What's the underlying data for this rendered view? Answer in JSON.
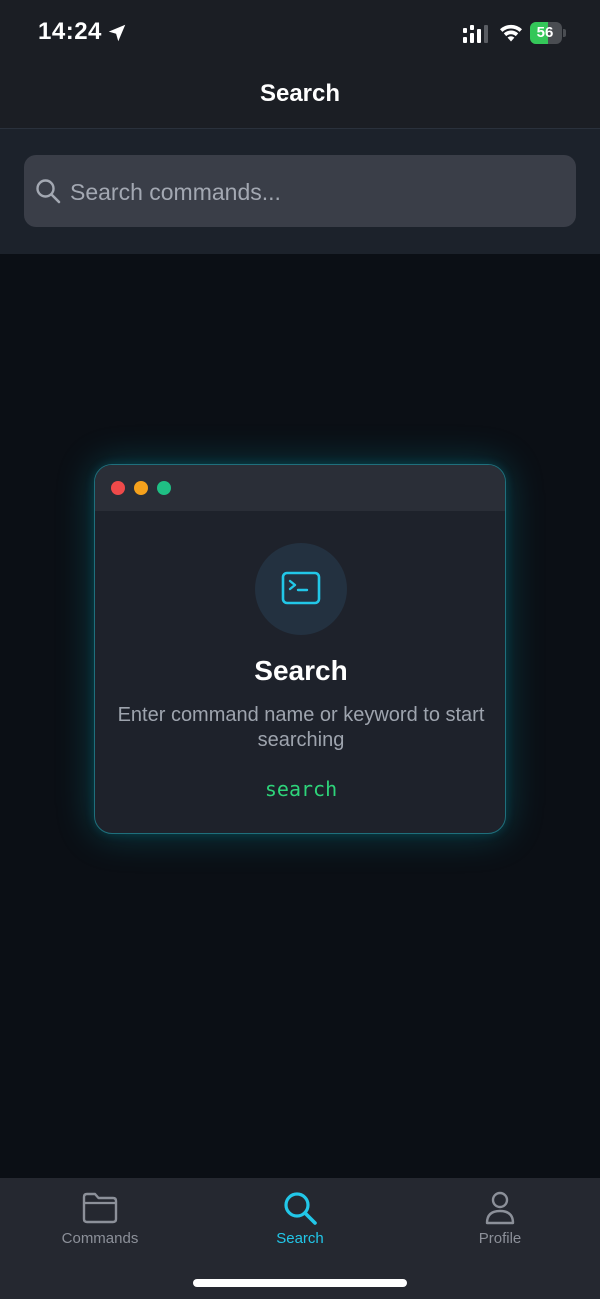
{
  "status_bar": {
    "time": "14:24",
    "battery": "56",
    "battery_level": 0.56,
    "icons": [
      "location-arrow-icon",
      "signal-icon",
      "wifi-icon",
      "battery-icon"
    ]
  },
  "header": {
    "title": "Search"
  },
  "search": {
    "placeholder": "Search commands...",
    "value": ""
  },
  "empty_state": {
    "title": "Search",
    "description": "Enter command name or keyword to start searching",
    "code": "search",
    "icon": "terminal-icon"
  },
  "tabs": [
    {
      "label": "Commands",
      "icon": "folder-icon",
      "active": false
    },
    {
      "label": "Search",
      "icon": "search-icon",
      "active": true
    },
    {
      "label": "Profile",
      "icon": "person-icon",
      "active": false
    }
  ],
  "colors": {
    "accent": "#22c7e8",
    "code_green": "#2ed47a",
    "background": "#0b0f15",
    "battery_green": "#34c759"
  }
}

-----

— What the task asks —
Will you restate every entry word for word and omit the images?

— The output —
What's the underlying data for this rendered view? Answer in JSON.
{
  "status_bar": {
    "time": "14:24",
    "battery": "56",
    "battery_level": 0.56,
    "icons": [
      "location-arrow-icon",
      "signal-icon",
      "wifi-icon",
      "battery-icon"
    ]
  },
  "header": {
    "title": "Search"
  },
  "search": {
    "placeholder": "Search commands...",
    "value": ""
  },
  "empty_state": {
    "title": "Search",
    "description": "Enter command name or keyword to start searching",
    "code": "search",
    "icon": "terminal-icon"
  },
  "tabs": [
    {
      "label": "Commands",
      "icon": "folder-icon",
      "active": false
    },
    {
      "label": "Search",
      "icon": "search-icon",
      "active": true
    },
    {
      "label": "Profile",
      "icon": "person-icon",
      "active": false
    }
  ],
  "colors": {
    "accent": "#22c7e8",
    "code_green": "#2ed47a",
    "background": "#0b0f15",
    "battery_green": "#34c759"
  }
}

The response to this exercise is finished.